• **WORK TO DO**: Set down all of the entries word for word, omitting the images they contain.

• **RECORDS FOR THE EXERCISE**:
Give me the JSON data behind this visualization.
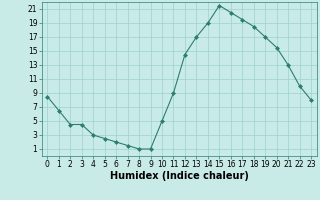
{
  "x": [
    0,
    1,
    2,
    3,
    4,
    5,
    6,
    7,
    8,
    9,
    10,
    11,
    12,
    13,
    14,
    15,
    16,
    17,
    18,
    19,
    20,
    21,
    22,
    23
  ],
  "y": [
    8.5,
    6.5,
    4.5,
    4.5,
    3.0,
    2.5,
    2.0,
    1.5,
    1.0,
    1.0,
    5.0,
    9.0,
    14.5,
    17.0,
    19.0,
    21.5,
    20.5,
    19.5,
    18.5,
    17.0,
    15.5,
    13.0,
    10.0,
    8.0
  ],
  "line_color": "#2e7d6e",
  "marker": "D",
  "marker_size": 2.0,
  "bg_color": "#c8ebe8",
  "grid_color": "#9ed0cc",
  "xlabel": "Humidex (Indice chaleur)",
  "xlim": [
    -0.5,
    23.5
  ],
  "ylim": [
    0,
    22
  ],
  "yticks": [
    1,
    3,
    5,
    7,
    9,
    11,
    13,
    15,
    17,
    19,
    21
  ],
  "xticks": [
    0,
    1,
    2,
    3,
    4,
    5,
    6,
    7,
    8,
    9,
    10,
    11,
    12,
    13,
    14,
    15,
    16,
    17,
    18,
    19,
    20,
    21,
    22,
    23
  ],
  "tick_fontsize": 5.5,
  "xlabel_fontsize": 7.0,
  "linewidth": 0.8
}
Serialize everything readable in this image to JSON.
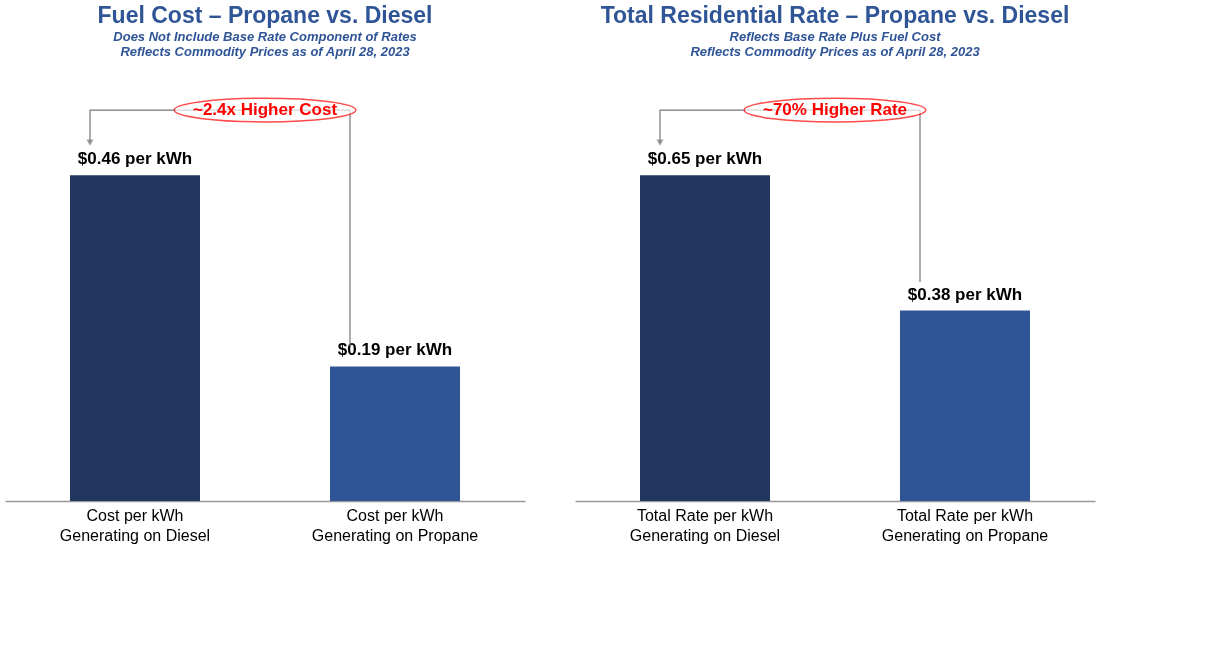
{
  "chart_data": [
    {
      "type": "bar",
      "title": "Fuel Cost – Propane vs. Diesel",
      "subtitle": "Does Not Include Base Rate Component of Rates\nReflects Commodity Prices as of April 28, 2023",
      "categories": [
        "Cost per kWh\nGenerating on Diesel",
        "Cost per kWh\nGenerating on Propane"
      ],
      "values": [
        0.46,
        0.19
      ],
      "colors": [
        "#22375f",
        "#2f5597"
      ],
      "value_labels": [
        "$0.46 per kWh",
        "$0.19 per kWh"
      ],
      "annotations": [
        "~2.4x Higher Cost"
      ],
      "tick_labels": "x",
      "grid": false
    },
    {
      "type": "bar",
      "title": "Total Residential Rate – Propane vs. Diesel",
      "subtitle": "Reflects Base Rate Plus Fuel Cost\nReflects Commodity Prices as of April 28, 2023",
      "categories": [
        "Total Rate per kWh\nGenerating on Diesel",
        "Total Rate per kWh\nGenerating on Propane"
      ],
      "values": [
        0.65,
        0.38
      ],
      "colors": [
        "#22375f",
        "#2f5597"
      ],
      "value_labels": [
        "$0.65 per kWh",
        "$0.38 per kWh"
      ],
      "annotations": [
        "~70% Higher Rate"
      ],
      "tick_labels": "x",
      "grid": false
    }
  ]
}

• **SOLUTION FOR THIS TASK**:
Give me the JSON data behind this visualization.
{
  "x": [
    0,
    1,
    2,
    3,
    4,
    5,
    6,
    7,
    8,
    9,
    10,
    11,
    12,
    13,
    14,
    15,
    16,
    17,
    18,
    19,
    20,
    21,
    22,
    23
  ],
  "y": [
    8.5,
    6.5,
    4.5,
    4.5,
    3.0,
    2.5,
    2.0,
    1.5,
    1.0,
    1.0,
    5.0,
    9.0,
    14.5,
    17.0,
    19.0,
    21.5,
    20.5,
    19.5,
    18.5,
    17.0,
    15.5,
    13.0,
    10.0,
    8.0
  ],
  "line_color": "#2e7d6e",
  "marker": "D",
  "marker_size": 2.0,
  "bg_color": "#c8ebe8",
  "grid_color": "#9ed0cc",
  "xlabel": "Humidex (Indice chaleur)",
  "xlim": [
    -0.5,
    23.5
  ],
  "ylim": [
    0,
    22
  ],
  "yticks": [
    1,
    3,
    5,
    7,
    9,
    11,
    13,
    15,
    17,
    19,
    21
  ],
  "xticks": [
    0,
    1,
    2,
    3,
    4,
    5,
    6,
    7,
    8,
    9,
    10,
    11,
    12,
    13,
    14,
    15,
    16,
    17,
    18,
    19,
    20,
    21,
    22,
    23
  ],
  "tick_fontsize": 5.5,
  "xlabel_fontsize": 7.0,
  "linewidth": 0.8
}
Serialize everything readable in this image to JSON.
{
  "chart_data": [
    {
      "type": "bar",
      "title": "Fuel Cost – Propane vs. Diesel",
      "subtitle": "Does Not Include Base Rate Component of Rates\nReflects Commodity Prices as of April 28, 2023",
      "categories": [
        "Cost per kWh\nGenerating on Diesel",
        "Cost per kWh\nGenerating on Propane"
      ],
      "values": [
        0.46,
        0.19
      ],
      "colors": [
        "#22375f",
        "#2f5597"
      ],
      "value_labels": [
        "$0.46 per kWh",
        "$0.19 per kWh"
      ],
      "annotations": [
        "~2.4x Higher Cost"
      ],
      "tick_labels": "x",
      "grid": false
    },
    {
      "type": "bar",
      "title": "Total Residential Rate – Propane vs. Diesel",
      "subtitle": "Reflects Base Rate Plus Fuel Cost\nReflects Commodity Prices as of April 28, 2023",
      "categories": [
        "Total Rate per kWh\nGenerating on Diesel",
        "Total Rate per kWh\nGenerating on Propane"
      ],
      "values": [
        0.65,
        0.38
      ],
      "colors": [
        "#22375f",
        "#2f5597"
      ],
      "value_labels": [
        "$0.65 per kWh",
        "$0.38 per kWh"
      ],
      "annotations": [
        "~70% Higher Rate"
      ],
      "tick_labels": "x",
      "grid": false
    }
  ]
}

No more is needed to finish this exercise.